STORED ROWS
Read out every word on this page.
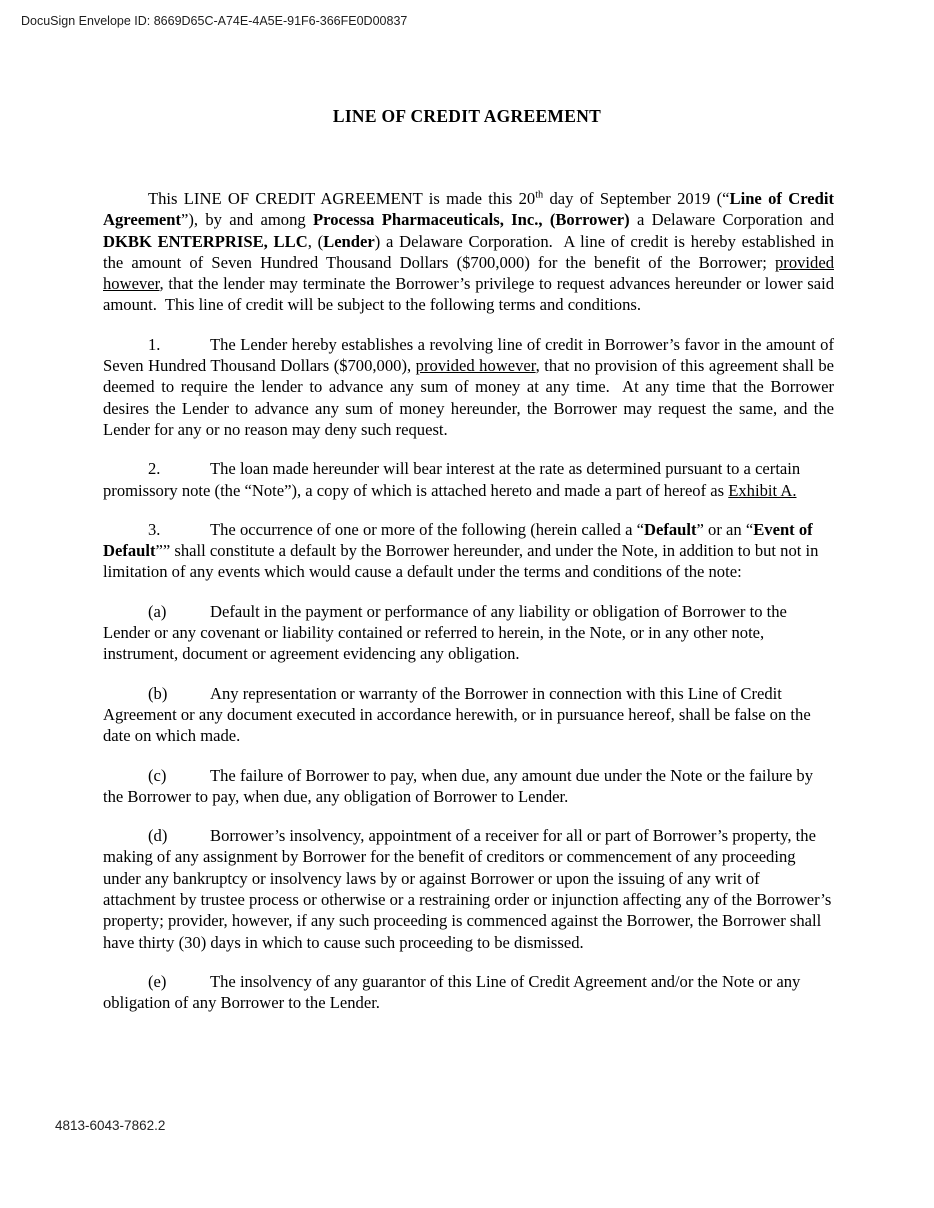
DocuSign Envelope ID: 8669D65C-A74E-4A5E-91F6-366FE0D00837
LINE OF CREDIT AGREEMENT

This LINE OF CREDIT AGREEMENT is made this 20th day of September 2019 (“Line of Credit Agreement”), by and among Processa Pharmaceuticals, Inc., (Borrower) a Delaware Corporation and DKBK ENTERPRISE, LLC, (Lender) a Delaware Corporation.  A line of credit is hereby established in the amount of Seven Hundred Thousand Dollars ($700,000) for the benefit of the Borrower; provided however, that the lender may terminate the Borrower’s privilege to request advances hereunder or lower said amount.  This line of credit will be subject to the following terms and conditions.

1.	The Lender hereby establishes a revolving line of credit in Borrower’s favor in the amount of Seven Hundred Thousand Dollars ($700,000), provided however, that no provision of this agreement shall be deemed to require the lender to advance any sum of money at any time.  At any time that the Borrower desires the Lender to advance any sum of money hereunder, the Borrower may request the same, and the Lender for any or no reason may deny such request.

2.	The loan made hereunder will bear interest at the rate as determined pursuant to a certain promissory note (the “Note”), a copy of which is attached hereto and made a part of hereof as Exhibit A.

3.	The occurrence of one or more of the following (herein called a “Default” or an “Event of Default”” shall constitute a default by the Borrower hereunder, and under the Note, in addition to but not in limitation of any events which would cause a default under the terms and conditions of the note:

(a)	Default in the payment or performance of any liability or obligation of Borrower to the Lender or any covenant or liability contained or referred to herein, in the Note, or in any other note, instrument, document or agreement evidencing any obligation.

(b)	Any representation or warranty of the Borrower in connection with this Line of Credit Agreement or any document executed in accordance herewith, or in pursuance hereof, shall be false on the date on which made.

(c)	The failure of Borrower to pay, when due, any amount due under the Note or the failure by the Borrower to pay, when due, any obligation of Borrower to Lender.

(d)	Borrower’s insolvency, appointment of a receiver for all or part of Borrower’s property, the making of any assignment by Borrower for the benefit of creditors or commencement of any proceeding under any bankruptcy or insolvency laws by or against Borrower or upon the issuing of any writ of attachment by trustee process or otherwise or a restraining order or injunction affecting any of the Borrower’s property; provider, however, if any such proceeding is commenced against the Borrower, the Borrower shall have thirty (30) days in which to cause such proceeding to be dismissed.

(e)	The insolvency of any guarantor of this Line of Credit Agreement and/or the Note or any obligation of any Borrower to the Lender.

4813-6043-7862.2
...
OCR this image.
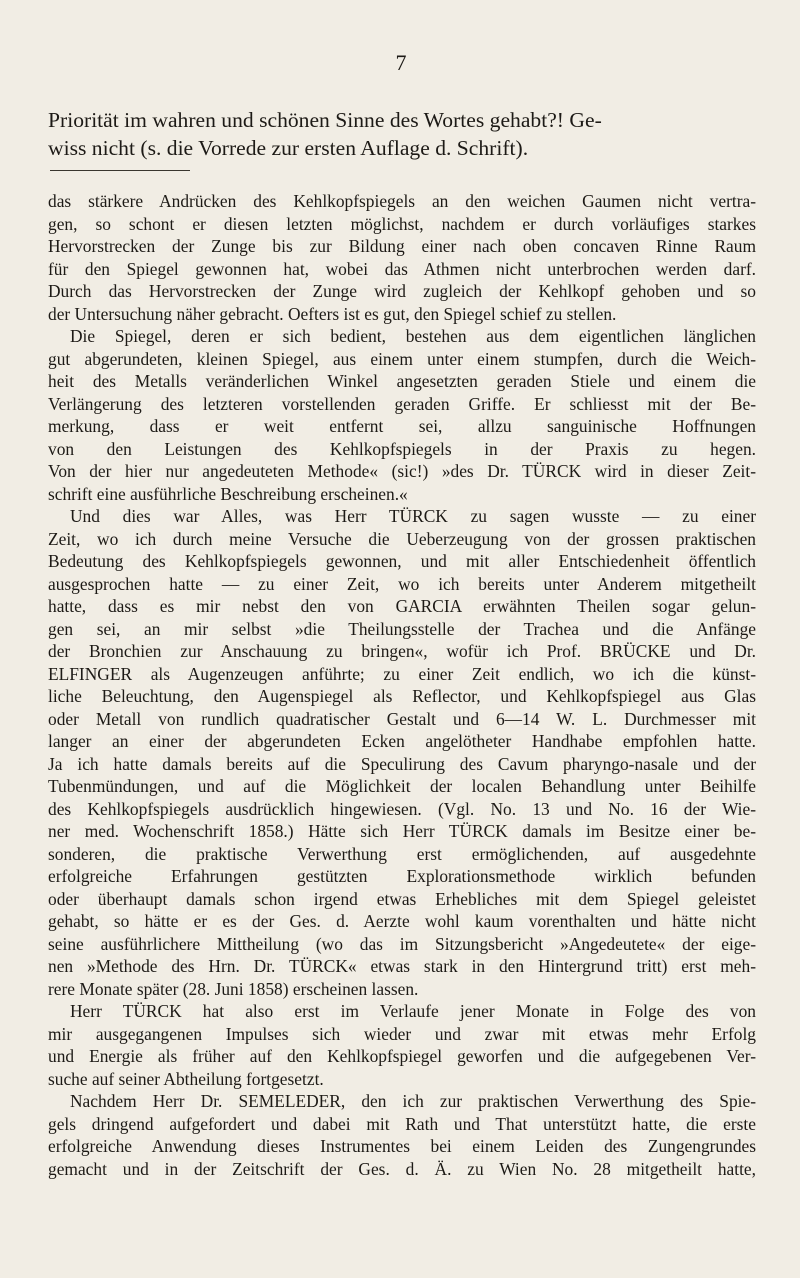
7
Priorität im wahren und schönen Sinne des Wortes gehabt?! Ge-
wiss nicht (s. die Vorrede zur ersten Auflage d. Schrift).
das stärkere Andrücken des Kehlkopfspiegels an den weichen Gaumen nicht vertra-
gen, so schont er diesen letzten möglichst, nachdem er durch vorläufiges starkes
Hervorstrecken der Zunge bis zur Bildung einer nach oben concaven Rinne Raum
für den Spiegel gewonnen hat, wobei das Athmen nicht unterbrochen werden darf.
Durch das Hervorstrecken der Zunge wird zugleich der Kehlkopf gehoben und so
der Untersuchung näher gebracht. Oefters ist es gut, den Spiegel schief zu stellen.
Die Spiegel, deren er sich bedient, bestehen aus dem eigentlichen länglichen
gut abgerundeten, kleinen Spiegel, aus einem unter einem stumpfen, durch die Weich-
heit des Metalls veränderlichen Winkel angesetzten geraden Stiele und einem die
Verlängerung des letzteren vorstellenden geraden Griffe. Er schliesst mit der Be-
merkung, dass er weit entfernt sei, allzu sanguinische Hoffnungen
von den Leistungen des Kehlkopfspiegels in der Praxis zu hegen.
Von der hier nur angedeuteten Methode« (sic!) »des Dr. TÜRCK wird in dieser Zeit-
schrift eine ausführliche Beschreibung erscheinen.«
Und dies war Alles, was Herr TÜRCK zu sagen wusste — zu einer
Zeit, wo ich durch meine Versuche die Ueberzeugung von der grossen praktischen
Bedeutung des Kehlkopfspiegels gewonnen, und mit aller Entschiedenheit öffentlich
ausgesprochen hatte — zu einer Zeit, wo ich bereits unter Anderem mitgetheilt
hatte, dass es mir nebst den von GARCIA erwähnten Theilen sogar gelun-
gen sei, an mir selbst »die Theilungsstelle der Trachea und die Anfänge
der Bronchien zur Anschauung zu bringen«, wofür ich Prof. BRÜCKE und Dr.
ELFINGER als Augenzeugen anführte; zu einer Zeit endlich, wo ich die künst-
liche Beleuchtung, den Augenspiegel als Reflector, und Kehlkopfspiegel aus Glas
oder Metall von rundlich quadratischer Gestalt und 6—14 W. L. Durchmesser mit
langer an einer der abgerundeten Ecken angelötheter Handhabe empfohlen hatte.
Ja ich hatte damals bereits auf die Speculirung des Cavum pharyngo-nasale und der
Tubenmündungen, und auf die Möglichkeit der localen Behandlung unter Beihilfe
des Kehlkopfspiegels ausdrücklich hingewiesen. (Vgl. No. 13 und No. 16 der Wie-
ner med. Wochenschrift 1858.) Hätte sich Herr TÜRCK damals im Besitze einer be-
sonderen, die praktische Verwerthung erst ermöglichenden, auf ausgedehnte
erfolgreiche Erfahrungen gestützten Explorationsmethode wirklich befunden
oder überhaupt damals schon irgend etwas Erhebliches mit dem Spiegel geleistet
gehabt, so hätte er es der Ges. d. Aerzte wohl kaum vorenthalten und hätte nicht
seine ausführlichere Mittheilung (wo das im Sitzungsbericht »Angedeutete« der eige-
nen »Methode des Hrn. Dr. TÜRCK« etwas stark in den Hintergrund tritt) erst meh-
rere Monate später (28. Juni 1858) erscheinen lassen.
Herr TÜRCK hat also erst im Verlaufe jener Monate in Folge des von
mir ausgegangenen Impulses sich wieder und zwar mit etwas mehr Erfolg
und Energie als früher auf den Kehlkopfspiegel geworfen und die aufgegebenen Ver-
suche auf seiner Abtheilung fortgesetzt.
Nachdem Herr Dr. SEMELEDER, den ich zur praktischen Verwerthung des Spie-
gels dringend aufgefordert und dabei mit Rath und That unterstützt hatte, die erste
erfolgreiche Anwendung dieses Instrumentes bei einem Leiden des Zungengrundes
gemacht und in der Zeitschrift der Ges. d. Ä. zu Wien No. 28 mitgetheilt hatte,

DO THIS
Identify each line in the entries with the word "document" and copy it.

WRITTEN ANSWER
(a)	Default in the payment or performance of any liability or obligation of Borrower to the Lender or any covenant or liability contained or referred to herein, in the Note, or in any other note, instrument, document or agreement evidencing any obligation.
(b)	Any representation or warranty of the Borrower in connection with this Line of Credit Agreement or any document executed in accordance herewith, or in pursuance hereof, shall be false on the date on which made.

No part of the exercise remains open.